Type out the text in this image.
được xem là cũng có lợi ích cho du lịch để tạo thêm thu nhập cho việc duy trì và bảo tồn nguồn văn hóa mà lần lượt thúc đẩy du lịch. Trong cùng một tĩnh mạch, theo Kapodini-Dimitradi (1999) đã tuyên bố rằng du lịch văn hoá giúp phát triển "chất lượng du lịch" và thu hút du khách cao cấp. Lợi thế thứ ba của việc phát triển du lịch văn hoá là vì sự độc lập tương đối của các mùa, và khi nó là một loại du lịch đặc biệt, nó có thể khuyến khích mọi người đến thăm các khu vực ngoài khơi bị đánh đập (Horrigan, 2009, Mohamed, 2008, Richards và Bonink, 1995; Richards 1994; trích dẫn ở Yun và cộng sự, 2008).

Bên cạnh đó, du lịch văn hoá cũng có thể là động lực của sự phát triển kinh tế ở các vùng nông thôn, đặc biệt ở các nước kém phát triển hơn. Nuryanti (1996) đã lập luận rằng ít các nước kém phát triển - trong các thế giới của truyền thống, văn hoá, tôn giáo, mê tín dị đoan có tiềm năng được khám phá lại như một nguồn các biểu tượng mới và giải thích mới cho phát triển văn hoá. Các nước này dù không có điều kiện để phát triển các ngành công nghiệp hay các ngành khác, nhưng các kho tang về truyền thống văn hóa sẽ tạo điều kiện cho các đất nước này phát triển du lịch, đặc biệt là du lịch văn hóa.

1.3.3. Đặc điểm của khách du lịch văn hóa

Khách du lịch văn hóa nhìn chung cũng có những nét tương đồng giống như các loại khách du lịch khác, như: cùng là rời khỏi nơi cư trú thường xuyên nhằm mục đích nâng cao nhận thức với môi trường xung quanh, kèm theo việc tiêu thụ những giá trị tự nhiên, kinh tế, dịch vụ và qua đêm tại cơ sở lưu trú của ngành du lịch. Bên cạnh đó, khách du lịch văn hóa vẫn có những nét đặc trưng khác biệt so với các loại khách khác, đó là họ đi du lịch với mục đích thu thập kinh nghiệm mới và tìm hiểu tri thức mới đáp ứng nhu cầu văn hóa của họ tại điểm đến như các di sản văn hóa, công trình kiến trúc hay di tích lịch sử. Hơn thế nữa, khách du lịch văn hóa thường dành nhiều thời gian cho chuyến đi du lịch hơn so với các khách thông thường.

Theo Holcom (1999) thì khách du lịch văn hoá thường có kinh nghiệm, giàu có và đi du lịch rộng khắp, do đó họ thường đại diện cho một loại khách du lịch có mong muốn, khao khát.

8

++++++

Task to complete: State the number of lines in the preceding entries that include the word "rằng". Provide nothing else.

Exercise result: 2